- **Aim**: All of the data below must be repeated exactly.

-- START OF Given information --

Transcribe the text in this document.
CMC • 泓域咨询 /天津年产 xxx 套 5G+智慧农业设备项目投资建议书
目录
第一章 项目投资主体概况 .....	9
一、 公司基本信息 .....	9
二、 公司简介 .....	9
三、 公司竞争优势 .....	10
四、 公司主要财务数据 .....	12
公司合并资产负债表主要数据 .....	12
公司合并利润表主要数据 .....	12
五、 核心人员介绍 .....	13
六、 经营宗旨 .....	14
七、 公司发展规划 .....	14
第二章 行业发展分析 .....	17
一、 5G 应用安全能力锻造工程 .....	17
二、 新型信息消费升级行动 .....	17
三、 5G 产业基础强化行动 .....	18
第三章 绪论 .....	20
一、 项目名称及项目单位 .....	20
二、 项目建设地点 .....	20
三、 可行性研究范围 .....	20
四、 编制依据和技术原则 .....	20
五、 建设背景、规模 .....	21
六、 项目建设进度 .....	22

-- END OF Given information --

- **Result of the task**:
Transcribe the text in this document.
CMC • 泓域咨询 /天津年产 xxx 套 5G+智慧农业设备项目投资建议书
目录
第一章 项目投资主体概况 .....	9
一、 公司基本信息 .....	9
二、 公司简介 .....	9
三、 公司竞争优势 .....	10
四、 公司主要财务数据 .....	12
公司合并资产负债表主要数据 .....	12
公司合并利润表主要数据 .....	12
五、 核心人员介绍 .....	13
六、 经营宗旨 .....	14
七、 公司发展规划 .....	14
第二章 行业发展分析 .....	17
一、 5G 应用安全能力锻造工程 .....	17
二、 新型信息消费升级行动 .....	17
三、 5G 产业基础强化行动 .....	18
第三章 绪论 .....	20
一、 项目名称及项目单位 .....	20
二、 项目建设地点 .....	20
三、 可行性研究范围 .....	20
四、 编制依据和技术原则 .....	20
五、 建设背景、规模 .....	21
六、 项目建设进度 .....	22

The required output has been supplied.